## START
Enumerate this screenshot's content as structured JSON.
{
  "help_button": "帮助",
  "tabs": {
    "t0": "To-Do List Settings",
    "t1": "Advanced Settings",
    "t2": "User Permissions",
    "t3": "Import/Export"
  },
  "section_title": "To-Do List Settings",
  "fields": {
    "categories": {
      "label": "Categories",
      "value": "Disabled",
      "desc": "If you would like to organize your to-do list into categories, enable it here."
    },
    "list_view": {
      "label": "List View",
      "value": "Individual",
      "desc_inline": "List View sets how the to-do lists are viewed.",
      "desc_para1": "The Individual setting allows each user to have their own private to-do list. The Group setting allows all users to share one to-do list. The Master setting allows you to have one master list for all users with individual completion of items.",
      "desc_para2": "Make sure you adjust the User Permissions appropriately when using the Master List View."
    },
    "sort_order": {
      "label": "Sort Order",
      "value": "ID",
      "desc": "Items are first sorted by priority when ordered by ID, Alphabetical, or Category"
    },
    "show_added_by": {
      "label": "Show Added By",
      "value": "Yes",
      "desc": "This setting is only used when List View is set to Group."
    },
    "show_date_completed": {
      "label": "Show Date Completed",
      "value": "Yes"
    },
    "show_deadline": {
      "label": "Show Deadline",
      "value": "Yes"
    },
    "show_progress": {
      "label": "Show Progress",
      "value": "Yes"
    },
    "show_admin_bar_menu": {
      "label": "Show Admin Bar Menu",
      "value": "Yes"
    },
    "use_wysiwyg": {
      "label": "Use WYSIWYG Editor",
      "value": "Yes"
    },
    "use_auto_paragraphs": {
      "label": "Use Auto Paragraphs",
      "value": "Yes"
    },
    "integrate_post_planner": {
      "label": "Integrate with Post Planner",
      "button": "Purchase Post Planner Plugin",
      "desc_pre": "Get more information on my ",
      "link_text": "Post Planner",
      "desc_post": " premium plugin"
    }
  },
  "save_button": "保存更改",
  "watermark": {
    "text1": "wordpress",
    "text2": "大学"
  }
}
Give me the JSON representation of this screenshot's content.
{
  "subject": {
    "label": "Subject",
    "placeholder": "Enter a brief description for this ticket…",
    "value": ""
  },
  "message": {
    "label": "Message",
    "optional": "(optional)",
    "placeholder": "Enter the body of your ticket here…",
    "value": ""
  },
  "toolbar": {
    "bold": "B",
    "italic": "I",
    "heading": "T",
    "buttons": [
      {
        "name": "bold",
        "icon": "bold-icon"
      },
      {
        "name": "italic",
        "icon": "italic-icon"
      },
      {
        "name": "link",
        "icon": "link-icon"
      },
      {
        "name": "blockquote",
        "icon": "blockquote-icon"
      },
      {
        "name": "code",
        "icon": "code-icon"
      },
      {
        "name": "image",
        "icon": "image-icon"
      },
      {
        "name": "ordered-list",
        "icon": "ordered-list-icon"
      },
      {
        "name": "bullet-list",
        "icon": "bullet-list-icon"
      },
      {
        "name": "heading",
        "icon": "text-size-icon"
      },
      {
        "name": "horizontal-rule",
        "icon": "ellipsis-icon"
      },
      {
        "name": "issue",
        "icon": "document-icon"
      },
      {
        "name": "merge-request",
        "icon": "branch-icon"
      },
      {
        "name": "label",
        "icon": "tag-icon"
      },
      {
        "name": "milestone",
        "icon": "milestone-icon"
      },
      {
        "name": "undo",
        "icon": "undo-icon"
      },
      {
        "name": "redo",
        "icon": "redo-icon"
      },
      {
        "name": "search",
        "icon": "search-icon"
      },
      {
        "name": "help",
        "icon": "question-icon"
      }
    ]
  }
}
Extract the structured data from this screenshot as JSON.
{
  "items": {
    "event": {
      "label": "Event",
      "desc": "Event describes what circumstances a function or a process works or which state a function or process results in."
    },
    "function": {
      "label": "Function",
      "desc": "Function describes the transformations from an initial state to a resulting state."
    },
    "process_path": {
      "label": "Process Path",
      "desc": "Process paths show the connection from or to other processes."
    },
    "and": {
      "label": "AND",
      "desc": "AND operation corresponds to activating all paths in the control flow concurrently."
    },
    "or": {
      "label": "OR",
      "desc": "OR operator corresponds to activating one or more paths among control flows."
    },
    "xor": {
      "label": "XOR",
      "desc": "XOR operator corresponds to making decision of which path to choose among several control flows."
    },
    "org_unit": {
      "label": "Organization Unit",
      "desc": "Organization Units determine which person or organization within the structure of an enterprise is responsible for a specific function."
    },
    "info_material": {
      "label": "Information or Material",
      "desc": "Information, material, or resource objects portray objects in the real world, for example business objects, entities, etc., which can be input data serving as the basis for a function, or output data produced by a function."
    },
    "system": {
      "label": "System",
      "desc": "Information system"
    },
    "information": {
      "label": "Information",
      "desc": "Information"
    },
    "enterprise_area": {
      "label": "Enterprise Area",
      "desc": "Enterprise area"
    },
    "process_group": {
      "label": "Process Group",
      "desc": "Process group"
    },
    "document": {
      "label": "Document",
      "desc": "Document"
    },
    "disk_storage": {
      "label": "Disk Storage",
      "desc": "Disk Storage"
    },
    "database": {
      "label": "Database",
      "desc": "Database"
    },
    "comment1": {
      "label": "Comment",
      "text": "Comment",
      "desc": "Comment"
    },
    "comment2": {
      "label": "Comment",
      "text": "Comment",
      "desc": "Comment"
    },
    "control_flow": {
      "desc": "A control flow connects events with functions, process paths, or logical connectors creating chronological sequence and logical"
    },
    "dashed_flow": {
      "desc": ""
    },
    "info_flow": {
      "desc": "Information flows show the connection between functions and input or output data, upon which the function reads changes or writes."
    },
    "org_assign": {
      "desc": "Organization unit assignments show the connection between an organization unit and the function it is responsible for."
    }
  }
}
## END
### WRITTEN INSTRUCTION
From the listing above, collect each line in which the string "your" appears.

### REPLY
      "desc": "If you would like to organize your to-do list into categories, enable it here."
    "placeholder": "Enter the body of your ticket here…",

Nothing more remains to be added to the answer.